Aim of the exercise: Of the lines in the listing, how many include the string "structured"? Write the number and nothing else.

Records for the task:
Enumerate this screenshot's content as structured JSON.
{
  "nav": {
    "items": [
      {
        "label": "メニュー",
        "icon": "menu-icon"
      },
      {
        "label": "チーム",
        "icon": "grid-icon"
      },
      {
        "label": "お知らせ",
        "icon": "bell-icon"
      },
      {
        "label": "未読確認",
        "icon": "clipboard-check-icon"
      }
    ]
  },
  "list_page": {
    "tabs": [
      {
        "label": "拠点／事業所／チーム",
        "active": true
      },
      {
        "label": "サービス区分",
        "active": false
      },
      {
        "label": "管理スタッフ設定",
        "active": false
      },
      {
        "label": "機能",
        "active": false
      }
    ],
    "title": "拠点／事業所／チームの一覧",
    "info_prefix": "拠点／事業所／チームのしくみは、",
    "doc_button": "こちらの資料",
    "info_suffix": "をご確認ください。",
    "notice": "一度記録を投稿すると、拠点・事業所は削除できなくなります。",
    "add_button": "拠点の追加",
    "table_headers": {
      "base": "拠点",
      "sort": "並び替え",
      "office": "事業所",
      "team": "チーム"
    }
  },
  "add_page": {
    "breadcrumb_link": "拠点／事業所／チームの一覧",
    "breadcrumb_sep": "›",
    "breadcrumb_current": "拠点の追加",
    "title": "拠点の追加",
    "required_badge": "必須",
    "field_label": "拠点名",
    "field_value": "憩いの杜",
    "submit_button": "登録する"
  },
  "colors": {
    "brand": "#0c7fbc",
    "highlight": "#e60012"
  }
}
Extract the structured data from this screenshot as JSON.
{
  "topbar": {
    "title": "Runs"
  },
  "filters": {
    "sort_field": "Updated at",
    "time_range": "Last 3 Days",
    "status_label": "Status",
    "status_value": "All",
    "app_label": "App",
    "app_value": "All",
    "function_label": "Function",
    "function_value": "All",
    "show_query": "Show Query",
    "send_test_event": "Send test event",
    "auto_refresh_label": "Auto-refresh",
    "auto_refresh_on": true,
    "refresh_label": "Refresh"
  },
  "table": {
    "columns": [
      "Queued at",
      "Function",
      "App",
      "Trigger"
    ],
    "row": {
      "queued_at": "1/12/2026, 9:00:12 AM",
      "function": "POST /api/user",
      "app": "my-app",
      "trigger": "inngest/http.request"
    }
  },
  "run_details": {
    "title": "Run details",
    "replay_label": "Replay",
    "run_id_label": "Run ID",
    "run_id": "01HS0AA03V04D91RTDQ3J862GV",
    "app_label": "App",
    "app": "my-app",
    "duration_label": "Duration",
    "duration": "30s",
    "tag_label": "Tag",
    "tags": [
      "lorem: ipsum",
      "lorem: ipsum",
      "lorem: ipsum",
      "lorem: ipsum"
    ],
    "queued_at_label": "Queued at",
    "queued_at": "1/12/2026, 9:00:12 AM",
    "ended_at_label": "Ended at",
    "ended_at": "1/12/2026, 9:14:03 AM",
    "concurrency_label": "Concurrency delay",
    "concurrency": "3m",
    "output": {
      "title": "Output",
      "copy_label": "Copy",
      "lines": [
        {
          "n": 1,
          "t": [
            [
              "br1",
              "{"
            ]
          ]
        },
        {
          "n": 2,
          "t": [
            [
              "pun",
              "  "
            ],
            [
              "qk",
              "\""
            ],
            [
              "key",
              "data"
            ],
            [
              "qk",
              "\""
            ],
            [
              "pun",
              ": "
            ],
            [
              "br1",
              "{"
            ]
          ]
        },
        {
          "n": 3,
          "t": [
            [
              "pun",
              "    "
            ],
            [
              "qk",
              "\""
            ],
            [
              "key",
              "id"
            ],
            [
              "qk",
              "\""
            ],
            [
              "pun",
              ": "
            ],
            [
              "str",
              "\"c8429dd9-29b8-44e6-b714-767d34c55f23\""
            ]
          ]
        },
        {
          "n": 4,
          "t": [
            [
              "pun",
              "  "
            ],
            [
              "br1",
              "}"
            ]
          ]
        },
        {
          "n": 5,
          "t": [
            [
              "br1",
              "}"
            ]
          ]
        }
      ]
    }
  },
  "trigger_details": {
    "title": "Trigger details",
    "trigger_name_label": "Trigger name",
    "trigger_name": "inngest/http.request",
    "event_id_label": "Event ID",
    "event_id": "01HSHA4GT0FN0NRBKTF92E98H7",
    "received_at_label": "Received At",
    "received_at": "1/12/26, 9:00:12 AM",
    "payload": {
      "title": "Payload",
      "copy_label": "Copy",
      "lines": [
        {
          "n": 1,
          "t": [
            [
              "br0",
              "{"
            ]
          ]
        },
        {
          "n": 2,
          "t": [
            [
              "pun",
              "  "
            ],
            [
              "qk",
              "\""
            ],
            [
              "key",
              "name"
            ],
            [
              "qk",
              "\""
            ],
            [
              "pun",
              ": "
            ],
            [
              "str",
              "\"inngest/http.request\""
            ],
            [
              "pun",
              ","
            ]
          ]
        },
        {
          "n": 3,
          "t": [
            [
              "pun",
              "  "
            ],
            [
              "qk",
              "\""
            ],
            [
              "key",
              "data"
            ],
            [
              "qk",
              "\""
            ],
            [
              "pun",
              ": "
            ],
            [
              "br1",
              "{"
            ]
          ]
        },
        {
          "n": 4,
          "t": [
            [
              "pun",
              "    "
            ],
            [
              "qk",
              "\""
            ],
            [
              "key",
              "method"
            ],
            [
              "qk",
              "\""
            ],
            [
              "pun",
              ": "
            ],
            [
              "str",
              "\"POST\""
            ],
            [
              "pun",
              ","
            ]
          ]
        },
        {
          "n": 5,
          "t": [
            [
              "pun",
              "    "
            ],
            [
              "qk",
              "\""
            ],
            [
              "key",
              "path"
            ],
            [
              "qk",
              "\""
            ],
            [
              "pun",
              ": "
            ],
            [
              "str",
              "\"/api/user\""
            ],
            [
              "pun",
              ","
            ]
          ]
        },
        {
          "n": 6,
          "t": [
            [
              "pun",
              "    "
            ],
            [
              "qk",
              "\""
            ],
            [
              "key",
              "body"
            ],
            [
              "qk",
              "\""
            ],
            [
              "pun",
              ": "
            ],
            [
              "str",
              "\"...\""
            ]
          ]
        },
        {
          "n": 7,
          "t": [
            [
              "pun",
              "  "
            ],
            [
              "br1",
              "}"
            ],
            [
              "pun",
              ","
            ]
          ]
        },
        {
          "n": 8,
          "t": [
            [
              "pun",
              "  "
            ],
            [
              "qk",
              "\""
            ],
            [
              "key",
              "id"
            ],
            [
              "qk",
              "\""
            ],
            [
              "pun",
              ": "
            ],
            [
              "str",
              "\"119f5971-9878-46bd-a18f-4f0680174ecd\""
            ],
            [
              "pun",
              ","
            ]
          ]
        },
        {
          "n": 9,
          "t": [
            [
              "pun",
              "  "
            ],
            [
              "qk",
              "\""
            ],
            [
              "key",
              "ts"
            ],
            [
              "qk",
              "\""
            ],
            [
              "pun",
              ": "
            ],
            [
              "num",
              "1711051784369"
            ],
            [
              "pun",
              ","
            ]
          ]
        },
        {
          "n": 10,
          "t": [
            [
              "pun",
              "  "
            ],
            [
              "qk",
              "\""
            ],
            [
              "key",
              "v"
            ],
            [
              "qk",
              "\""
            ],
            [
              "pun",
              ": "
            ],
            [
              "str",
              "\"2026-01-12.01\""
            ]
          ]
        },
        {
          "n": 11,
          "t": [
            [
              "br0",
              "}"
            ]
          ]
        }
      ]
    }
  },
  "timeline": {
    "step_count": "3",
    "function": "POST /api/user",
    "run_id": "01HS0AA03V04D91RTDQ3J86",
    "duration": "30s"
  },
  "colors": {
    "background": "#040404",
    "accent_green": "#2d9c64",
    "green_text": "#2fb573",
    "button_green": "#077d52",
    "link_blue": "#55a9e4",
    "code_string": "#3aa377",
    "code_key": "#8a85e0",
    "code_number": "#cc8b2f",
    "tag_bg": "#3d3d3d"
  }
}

Exercise output: 2